* **DATASET ENTRIES**:
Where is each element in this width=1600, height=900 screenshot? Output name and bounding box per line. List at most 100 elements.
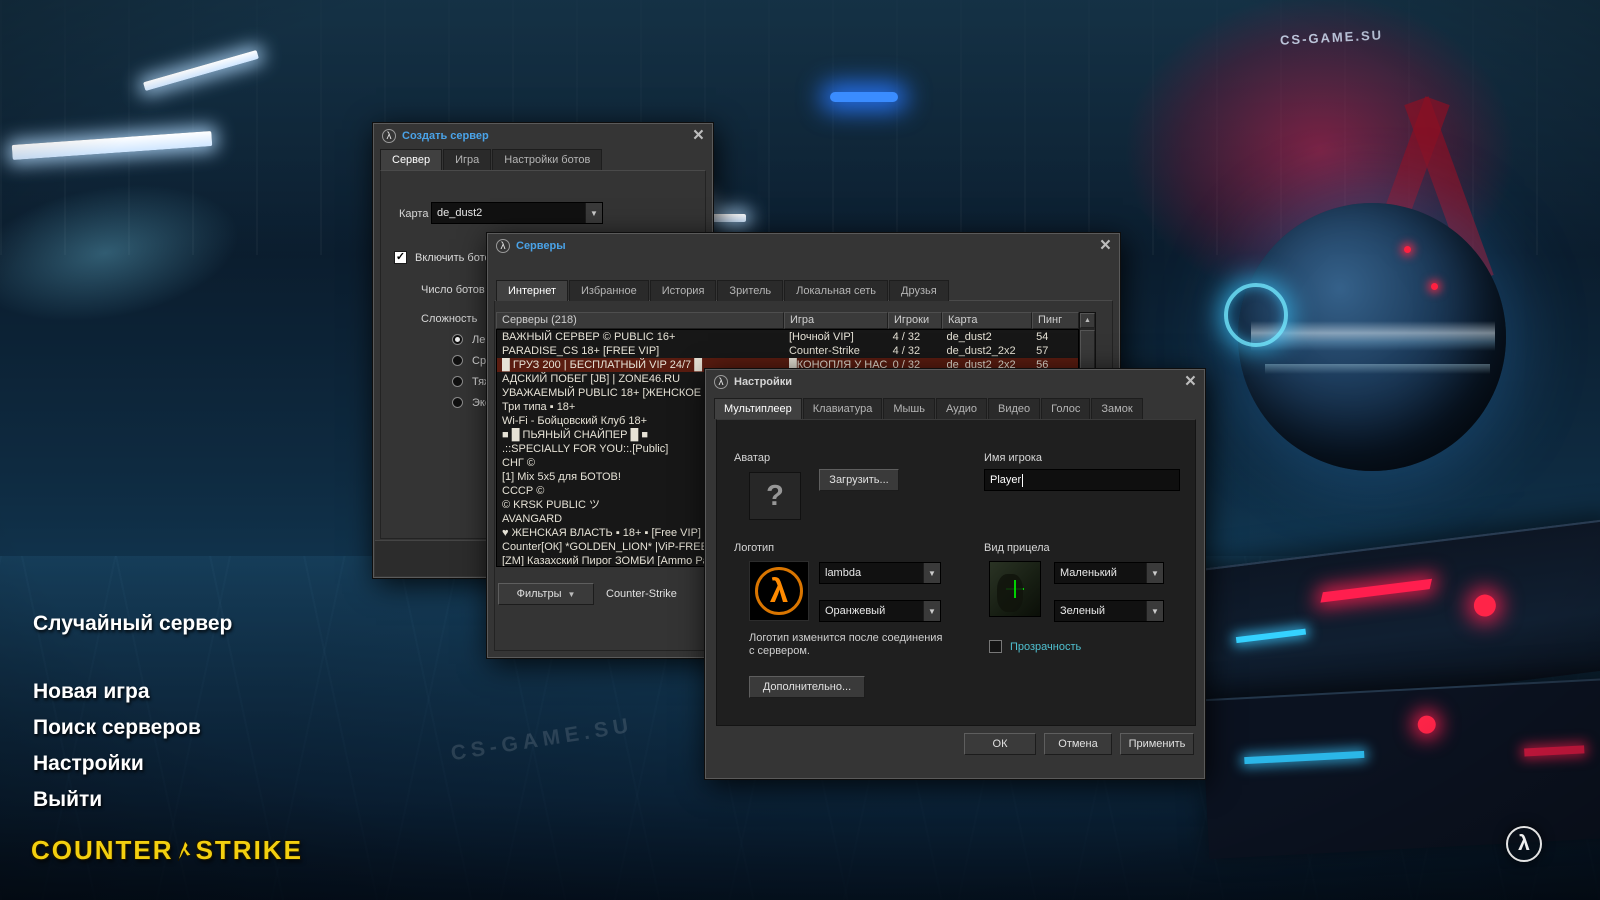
column-header-map[interactable]: Карта bbox=[942, 312, 1032, 329]
tab-history[interactable]: История bbox=[650, 280, 717, 301]
avatar-label: Аватар bbox=[734, 452, 770, 464]
server-game: [Ночной VIP] bbox=[784, 330, 888, 344]
ok-button[interactable]: ОК bbox=[964, 733, 1036, 755]
settings-tabs: Мультиплеер Клавиатура Мышь Аудио Видео … bbox=[714, 398, 1143, 419]
close-icon[interactable] bbox=[693, 129, 704, 144]
tab-favorites[interactable]: Избранное bbox=[569, 280, 649, 301]
create-server-titlebar[interactable]: Создать сервер bbox=[374, 124, 712, 148]
logo-strike-text: STRIKE bbox=[196, 835, 303, 866]
difficulty-radio-easy[interactable] bbox=[452, 334, 463, 345]
tab-voice[interactable]: Голос bbox=[1041, 398, 1090, 419]
crosshair-size-dropdown[interactable]: Маленький bbox=[1054, 562, 1164, 584]
menu-item-quit[interactable]: Выйти bbox=[33, 788, 232, 812]
tab-server[interactable]: Сервер bbox=[380, 149, 442, 170]
bot-count-label: Число ботов bbox=[421, 284, 485, 296]
spray-logo-preview: λ bbox=[749, 561, 809, 621]
upload-avatar-button[interactable]: Загрузить... bbox=[819, 469, 899, 491]
difficulty-label: Сложность bbox=[421, 313, 477, 325]
crosshair-size-value: Маленький bbox=[1055, 563, 1146, 583]
player-name-label: Имя игрока bbox=[984, 452, 1042, 464]
transparency-checkbox[interactable] bbox=[989, 640, 1002, 653]
settings-titlebar[interactable]: Настройки bbox=[706, 370, 1204, 394]
server-map: de_dust2 bbox=[941, 330, 1031, 344]
cs-logo-figure-icon bbox=[177, 839, 193, 863]
close-icon[interactable] bbox=[1100, 239, 1111, 254]
scroll-up-icon[interactable]: ▲ bbox=[1080, 313, 1095, 328]
tab-bot-settings[interactable]: Настройки ботов bbox=[492, 149, 602, 170]
server-ping: 57 bbox=[1031, 344, 1078, 358]
settings-window: Настройки Мультиплеер Клавиатура Мышь Ау… bbox=[705, 369, 1205, 779]
chevron-down-icon[interactable] bbox=[1146, 563, 1163, 583]
tab-lan[interactable]: Локальная сеть bbox=[784, 280, 888, 301]
logo-color-value: Оранжевый bbox=[820, 601, 923, 621]
menu-item-options[interactable]: Настройки bbox=[33, 752, 232, 776]
chevron-down-icon[interactable] bbox=[923, 601, 940, 621]
difficulty-radio-hard[interactable] bbox=[452, 376, 463, 387]
map-label: Карта bbox=[399, 208, 428, 220]
logo-select-dropdown[interactable]: lambda bbox=[819, 562, 941, 584]
crosshair-color-value: Зеленый bbox=[1055, 601, 1146, 621]
cancel-button-label: Отмена bbox=[1058, 738, 1097, 750]
window-title: Создать сервер bbox=[402, 130, 489, 142]
chevron-down-icon[interactable] bbox=[923, 563, 940, 583]
tab-lock[interactable]: Замок bbox=[1091, 398, 1142, 419]
difficulty-radio-normal[interactable] bbox=[452, 355, 463, 366]
chevron-down-icon[interactable] bbox=[585, 203, 602, 223]
difficulty-radio-expert[interactable] bbox=[452, 397, 463, 408]
cancel-button[interactable]: Отмена bbox=[1044, 733, 1112, 755]
advanced-button-label: Дополнительно... bbox=[763, 681, 851, 693]
lambda-icon bbox=[1506, 826, 1542, 862]
server-row[interactable]: ВАЖНЫЙ СЕРВЕР © PUBLIC 16+ [Ночной VIP] … bbox=[497, 330, 1078, 344]
server-row[interactable]: PARADISE_CS 18+ [FREE VIP] Counter-Strik… bbox=[497, 344, 1078, 358]
avatar-placeholder-glyph: ? bbox=[766, 480, 784, 513]
column-header-players[interactable]: Игроки bbox=[888, 312, 942, 329]
tab-game[interactable]: Игра bbox=[443, 149, 491, 170]
lambda-icon bbox=[382, 129, 396, 143]
logo-note-text: Логотип изменится после соединения с сер… bbox=[749, 632, 947, 658]
transparency-label: Прозрачность bbox=[1010, 641, 1081, 653]
server-list-header: Серверы (218) Игра Игроки Карта Пинг bbox=[496, 312, 1079, 329]
enable-bots-checkbox[interactable] bbox=[394, 251, 407, 264]
tab-multiplayer[interactable]: Мультиплеер bbox=[714, 398, 802, 419]
tab-video[interactable]: Видео bbox=[988, 398, 1040, 419]
soldier-silhouette bbox=[997, 574, 1023, 612]
transparency-row: Прозрачность bbox=[989, 640, 1081, 653]
player-name-input[interactable]: Player bbox=[984, 469, 1180, 491]
servers-tabs: Интернет Избранное История Зритель Локал… bbox=[496, 280, 949, 301]
create-server-tabs: Сервер Игра Настройки ботов bbox=[380, 149, 602, 170]
menu-item-new-game[interactable]: Новая игра bbox=[33, 680, 232, 704]
server-game: Counter-Strike bbox=[784, 344, 888, 358]
crosshair-color-dropdown[interactable]: Зеленый bbox=[1054, 600, 1164, 622]
avatar: ? bbox=[749, 472, 801, 520]
map-dropdown[interactable]: de_dust2 bbox=[431, 202, 603, 224]
player-name-value: Player bbox=[990, 474, 1021, 486]
logo-color-dropdown[interactable]: Оранжевый bbox=[819, 600, 941, 622]
menu-item-find-servers[interactable]: Поиск серверов bbox=[33, 716, 232, 740]
column-header-ping[interactable]: Пинг bbox=[1032, 312, 1079, 329]
tab-keyboard[interactable]: Клавиатура bbox=[803, 398, 883, 419]
menu-item-random-server[interactable]: Случайный сервер bbox=[33, 612, 232, 636]
column-header-servers[interactable]: Серверы (218) bbox=[496, 312, 784, 329]
close-icon[interactable] bbox=[1185, 375, 1196, 390]
chevron-down-icon[interactable] bbox=[1146, 601, 1163, 621]
tab-audio[interactable]: Аудио bbox=[936, 398, 987, 419]
upload-button-label: Загрузить... bbox=[829, 474, 888, 486]
game-filter-value: Counter-Strike bbox=[606, 588, 677, 600]
ok-button-label: ОК bbox=[993, 738, 1008, 750]
filters-button-label: Фильтры bbox=[517, 588, 562, 600]
server-ping: 54 bbox=[1031, 330, 1078, 344]
apply-button[interactable]: Применить bbox=[1120, 733, 1194, 755]
scrollbar-thumb[interactable] bbox=[1080, 330, 1095, 372]
tab-internet[interactable]: Интернет bbox=[496, 280, 568, 301]
game-screen: CS-GAME.SU CS-GAME.SU Случайный сервер Н… bbox=[0, 0, 1600, 900]
column-header-game[interactable]: Игра bbox=[784, 312, 888, 329]
window-title: Серверы bbox=[516, 240, 566, 252]
servers-titlebar[interactable]: Серверы bbox=[488, 234, 1119, 258]
apply-button-label: Применить bbox=[1129, 738, 1186, 750]
tab-spectate[interactable]: Зритель bbox=[717, 280, 783, 301]
server-map: de_dust2_2x2 bbox=[941, 344, 1031, 358]
filters-button[interactable]: Фильтры ▼ bbox=[498, 583, 594, 605]
tab-friends[interactable]: Друзья bbox=[889, 280, 949, 301]
advanced-button[interactable]: Дополнительно... bbox=[749, 676, 865, 698]
tab-mouse[interactable]: Мышь bbox=[883, 398, 935, 419]
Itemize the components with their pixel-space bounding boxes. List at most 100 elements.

* **WHAT THE TASK REQUIRES**:
Copy out every line of the material above word for word, leaving out the pictures.

* **CORRECT ANSWER**:
Where is each element in this width=1600, height=900 screenshot? Output name and bounding box per line. List at most 100 elements.
column-header-map[interactable]: Карта bbox=[942, 312, 1032, 329]
tab-history[interactable]: История bbox=[650, 280, 717, 301]
avatar-label: Аватар bbox=[734, 452, 770, 464]
server-game: [Ночной VIP] bbox=[784, 330, 888, 344]
ok-button[interactable]: ОК bbox=[964, 733, 1036, 755]
settings-tabs: Мультиплеер Клавиатура Мышь Аудио Видео … bbox=[714, 398, 1143, 419]
close-icon[interactable] bbox=[693, 129, 704, 144]
tab-favorites[interactable]: Избранное bbox=[569, 280, 649, 301]
create-server-titlebar[interactable]: Создать сервер bbox=[374, 124, 712, 148]
logo-strike-text: STRIKE bbox=[196, 835, 303, 866]
difficulty-radio-easy[interactable] bbox=[452, 334, 463, 345]
tab-voice[interactable]: Голос bbox=[1041, 398, 1090, 419]
crosshair-size-dropdown[interactable]: Маленький bbox=[1054, 562, 1164, 584]
menu-item-quit[interactable]: Выйти bbox=[33, 788, 232, 812]
tab-server[interactable]: Сервер bbox=[380, 149, 442, 170]
bot-count-label: Число ботов bbox=[421, 284, 485, 296]
spray-logo-preview: λ bbox=[749, 561, 809, 621]
upload-avatar-button[interactable]: Загрузить... bbox=[819, 469, 899, 491]
difficulty-label: Сложность bbox=[421, 313, 477, 325]
crosshair-size-value: Маленький bbox=[1055, 563, 1146, 583]
player-name-label: Имя игрока bbox=[984, 452, 1042, 464]
transparency-checkbox[interactable] bbox=[989, 640, 1002, 653]
settings-titlebar[interactable]: Настройки bbox=[706, 370, 1204, 394]
server-map: de_dust2 bbox=[941, 330, 1031, 344]
cs-logo-figure-icon bbox=[177, 839, 193, 863]
close-icon[interactable] bbox=[1100, 239, 1111, 254]
scroll-up-icon[interactable]: ▲ bbox=[1080, 313, 1095, 328]
tab-bot-settings[interactable]: Настройки ботов bbox=[492, 149, 602, 170]
server-ping: 57 bbox=[1031, 344, 1078, 358]
settings-window: Настройки Мультиплеер Клавиатура Мышь Ау… bbox=[705, 369, 1205, 779]
chevron-down-icon[interactable] bbox=[1146, 563, 1163, 583]
tab-lan[interactable]: Локальная сеть bbox=[784, 280, 888, 301]
logo-color-value: Оранжевый bbox=[820, 601, 923, 621]
menu-item-options[interactable]: Настройки bbox=[33, 752, 232, 776]
chevron-down-icon[interactable] bbox=[923, 601, 940, 621]
difficulty-radio-hard[interactable] bbox=[452, 376, 463, 387]
map-label: Карта bbox=[399, 208, 428, 220]
logo-select-dropdown[interactable]: lambda bbox=[819, 562, 941, 584]
crosshair-color-value: Зеленый bbox=[1055, 601, 1146, 621]
cancel-button-label: Отмена bbox=[1058, 738, 1097, 750]
window-title: Создать сервер bbox=[402, 130, 489, 142]
chevron-down-icon[interactable] bbox=[923, 563, 940, 583]
tab-lock[interactable]: Замок bbox=[1091, 398, 1142, 419]
difficulty-radio-normal[interactable] bbox=[452, 355, 463, 366]
chevron-down-icon[interactable] bbox=[585, 203, 602, 223]
difficulty-radio-expert[interactable] bbox=[452, 397, 463, 408]
cancel-button[interactable]: Отмена bbox=[1044, 733, 1112, 755]
advanced-button-label: Дополнительно... bbox=[763, 681, 851, 693]
lambda-icon bbox=[1506, 826, 1542, 862]
server-row[interactable]: ВАЖНЫЙ СЕРВЕР © PUBLIC 16+ [Ночной VIP] … bbox=[497, 330, 1078, 344]
server-row[interactable]: PARADISE_CS 18+ [FREE VIP] Counter-Strik… bbox=[497, 344, 1078, 358]
avatar-placeholder-glyph: ? bbox=[766, 480, 784, 513]
column-header-players[interactable]: Игроки bbox=[888, 312, 942, 329]
tab-game[interactable]: Игра bbox=[443, 149, 491, 170]
lambda-icon bbox=[382, 129, 396, 143]
logo-note-text: Логотип изменится после соединения с сер… bbox=[749, 632, 947, 658]
transparency-label: Прозрачность bbox=[1010, 641, 1081, 653]
server-list-header: Серверы (218) Игра Игроки Карта Пинг bbox=[496, 312, 1079, 329]
enable-bots-checkbox[interactable] bbox=[394, 251, 407, 264]
tab-multiplayer[interactable]: Мультиплеер bbox=[714, 398, 802, 419]
tab-video[interactable]: Видео bbox=[988, 398, 1040, 419]
soldier-silhouette bbox=[997, 574, 1023, 612]
transparency-row: Прозрачность bbox=[989, 640, 1081, 653]
player-name-input[interactable]: Player bbox=[984, 469, 1180, 491]
servers-tabs: Интернет Избранное История Зритель Локал… bbox=[496, 280, 949, 301]
create-server-tabs: Сервер Игра Настройки ботов bbox=[380, 149, 602, 170]
menu-item-new-game[interactable]: Новая игра bbox=[33, 680, 232, 704]
server-game: Counter-Strike bbox=[784, 344, 888, 358]
crosshair-color-dropdown[interactable]: Зеленый bbox=[1054, 600, 1164, 622]
avatar: ? bbox=[749, 472, 801, 520]
map-dropdown[interactable]: de_dust2 bbox=[431, 202, 603, 224]
player-name-value: Player bbox=[990, 474, 1021, 486]
logo-color-dropdown[interactable]: Оранжевый bbox=[819, 600, 941, 622]
menu-item-find-servers[interactable]: Поиск серверов bbox=[33, 716, 232, 740]
column-header-ping[interactable]: Пинг bbox=[1032, 312, 1079, 329]
tab-keyboard[interactable]: Клавиатура bbox=[803, 398, 883, 419]
menu-item-random-server[interactable]: Случайный сервер bbox=[33, 612, 232, 636]
column-header-servers[interactable]: Серверы (218) bbox=[496, 312, 784, 329]
close-icon[interactable] bbox=[1185, 375, 1196, 390]
chevron-down-icon[interactable] bbox=[1146, 601, 1163, 621]
tab-audio[interactable]: Аудио bbox=[936, 398, 987, 419]
upload-button-label: Загрузить... bbox=[829, 474, 888, 486]
game-filter-value: Counter-Strike bbox=[606, 588, 677, 600]
ok-button-label: ОК bbox=[993, 738, 1008, 750]
filters-button-label: Фильтры bbox=[517, 588, 562, 600]
server-ping: 54 bbox=[1031, 330, 1078, 344]
apply-button[interactable]: Применить bbox=[1120, 733, 1194, 755]
scrollbar-thumb[interactable] bbox=[1080, 330, 1095, 372]
tab-internet[interactable]: Интернет bbox=[496, 280, 568, 301]
game-screen: CS-GAME.SU CS-GAME.SU Случайный сервер Н… bbox=[0, 0, 1600, 900]
column-header-game[interactable]: Игра bbox=[784, 312, 888, 329]
window-title: Серверы bbox=[516, 240, 566, 252]
servers-titlebar[interactable]: Серверы bbox=[488, 234, 1119, 258]
apply-button-label: Применить bbox=[1129, 738, 1186, 750]
tab-spectate[interactable]: Зритель bbox=[717, 280, 783, 301]
server-map: de_dust2_2x2 bbox=[941, 344, 1031, 358]
filters-button[interactable]: Фильтры ▼ bbox=[498, 583, 594, 605]
tab-friends[interactable]: Друзья bbox=[889, 280, 949, 301]
advanced-button[interactable]: Дополнительно... bbox=[749, 676, 865, 698]
tab-mouse[interactable]: Мышь bbox=[883, 398, 935, 419]
Itemize the components with their pixel-space bounding boxes. List at most 100 elements.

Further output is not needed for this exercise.